Items listed in a dataset
start

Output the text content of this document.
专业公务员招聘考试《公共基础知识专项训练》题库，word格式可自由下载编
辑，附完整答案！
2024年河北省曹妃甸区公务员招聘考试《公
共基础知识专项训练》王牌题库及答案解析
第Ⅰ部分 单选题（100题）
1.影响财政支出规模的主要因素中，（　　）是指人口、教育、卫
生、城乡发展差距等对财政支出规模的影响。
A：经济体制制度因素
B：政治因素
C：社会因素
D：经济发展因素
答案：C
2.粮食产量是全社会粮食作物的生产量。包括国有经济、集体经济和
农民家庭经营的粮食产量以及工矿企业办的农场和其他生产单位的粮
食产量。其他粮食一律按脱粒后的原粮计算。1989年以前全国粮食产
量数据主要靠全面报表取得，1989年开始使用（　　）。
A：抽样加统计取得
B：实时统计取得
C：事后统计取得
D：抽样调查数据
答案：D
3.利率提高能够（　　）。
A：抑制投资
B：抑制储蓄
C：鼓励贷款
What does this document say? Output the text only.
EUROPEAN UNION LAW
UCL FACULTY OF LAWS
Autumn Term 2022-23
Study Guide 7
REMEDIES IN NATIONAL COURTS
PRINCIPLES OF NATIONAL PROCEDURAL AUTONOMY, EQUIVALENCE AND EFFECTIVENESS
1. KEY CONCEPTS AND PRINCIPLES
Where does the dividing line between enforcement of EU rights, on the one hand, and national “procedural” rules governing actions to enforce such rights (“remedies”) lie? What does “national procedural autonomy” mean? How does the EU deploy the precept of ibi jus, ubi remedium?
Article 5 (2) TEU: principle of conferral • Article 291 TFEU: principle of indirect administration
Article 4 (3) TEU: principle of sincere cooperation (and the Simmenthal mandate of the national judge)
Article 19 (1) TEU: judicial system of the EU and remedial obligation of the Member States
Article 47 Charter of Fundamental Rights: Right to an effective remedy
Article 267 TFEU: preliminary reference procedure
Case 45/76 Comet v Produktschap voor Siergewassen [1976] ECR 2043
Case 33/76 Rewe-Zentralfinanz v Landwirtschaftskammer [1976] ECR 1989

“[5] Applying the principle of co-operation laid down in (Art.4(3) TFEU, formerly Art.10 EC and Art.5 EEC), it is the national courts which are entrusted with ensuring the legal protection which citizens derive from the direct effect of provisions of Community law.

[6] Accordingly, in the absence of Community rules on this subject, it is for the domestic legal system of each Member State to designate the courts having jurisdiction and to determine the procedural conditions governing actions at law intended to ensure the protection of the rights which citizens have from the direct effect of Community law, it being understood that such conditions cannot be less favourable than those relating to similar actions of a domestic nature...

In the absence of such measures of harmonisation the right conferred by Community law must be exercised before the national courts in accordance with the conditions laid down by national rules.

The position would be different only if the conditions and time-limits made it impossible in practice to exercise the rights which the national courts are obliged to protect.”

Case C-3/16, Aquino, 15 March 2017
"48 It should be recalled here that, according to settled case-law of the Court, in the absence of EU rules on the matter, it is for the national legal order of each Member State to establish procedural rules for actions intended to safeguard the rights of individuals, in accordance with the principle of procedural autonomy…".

end

Challenge: Retype the material above, line by line, exactly.

Result below:
Output the text content of this document.
专业公务员招聘考试《公共基础知识专项训练》题库，word格式可自由下载编
辑，附完整答案！
2024年河北省曹妃甸区公务员招聘考试《公
共基础知识专项训练》王牌题库及答案解析
第Ⅰ部分 单选题（100题）
1.影响财政支出规模的主要因素中，（　　）是指人口、教育、卫
生、城乡发展差距等对财政支出规模的影响。
A：经济体制制度因素
B：政治因素
C：社会因素
D：经济发展因素
答案：C
2.粮食产量是全社会粮食作物的生产量。包括国有经济、集体经济和
农民家庭经营的粮食产量以及工矿企业办的农场和其他生产单位的粮
食产量。其他粮食一律按脱粒后的原粮计算。1989年以前全国粮食产
量数据主要靠全面报表取得，1989年开始使用（　　）。
A：抽样加统计取得
B：实时统计取得
C：事后统计取得
D：抽样调查数据
答案：D
3.利率提高能够（　　）。
A：抑制投资
B：抑制储蓄
C：鼓励贷款
What does this document say? Output the text only.
EUROPEAN UNION LAW
UCL FACULTY OF LAWS
Autumn Term 2022-23
Study Guide 7
REMEDIES IN NATIONAL COURTS
PRINCIPLES OF NATIONAL PROCEDURAL AUTONOMY, EQUIVALENCE AND EFFECTIVENESS
1. KEY CONCEPTS AND PRINCIPLES
Where does the dividing line between enforcement of EU rights, on the one hand, and national “procedural” rules governing actions to enforce such rights (“remedies”) lie? What does “national procedural autonomy” mean? How does the EU deploy the precept of ibi jus, ubi remedium?
Article 5 (2) TEU: principle of conferral • Article 291 TFEU: principle of indirect administration
Article 4 (3) TEU: principle of sincere cooperation (and the Simmenthal mandate of the national judge)
Article 19 (1) TEU: judicial system of the EU and remedial obligation of the Member States
Article 47 Charter of Fundamental Rights: Right to an effective remedy
Article 267 TFEU: preliminary reference procedure
Case 45/76 Comet v Produktschap voor Siergewassen [1976] ECR 2043
Case 33/76 Rewe-Zentralfinanz v Landwirtschaftskammer [1976] ECR 1989

“[5] Applying the principle of co-operation laid down in (Art.4(3) TFEU, formerly Art.10 EC and Art.5 EEC), it is the national courts which are entrusted with ensuring the legal protection which citizens derive from the direct effect of provisions of Community law.

[6] Accordingly, in the absence of Community rules on this subject, it is for the domestic legal system of each Member State to designate the courts having jurisdiction and to determine the procedural conditions governing actions at law intended to ensure the protection of the rights which citizens have from the direct effect of Community law, it being understood that such conditions cannot be less favourable than those relating to similar actions of a domestic nature...

In the absence of such measures of harmonisation the right conferred by Community law must be exercised before the national courts in accordance with the conditions laid down by national rules.

The position would be different only if the conditions and time-limits made it impossible in practice to exercise the rights which the national courts are obliged to protect.”

Case C-3/16, Aquino, 15 March 2017
"48 It should be recalled here that, according to settled case-law of the Court, in the absence of EU rules on the matter, it is for the national legal order of each Member State to establish procedural rules for actions intended to safeguard the rights of individuals, in accordance with the principle of procedural autonomy…".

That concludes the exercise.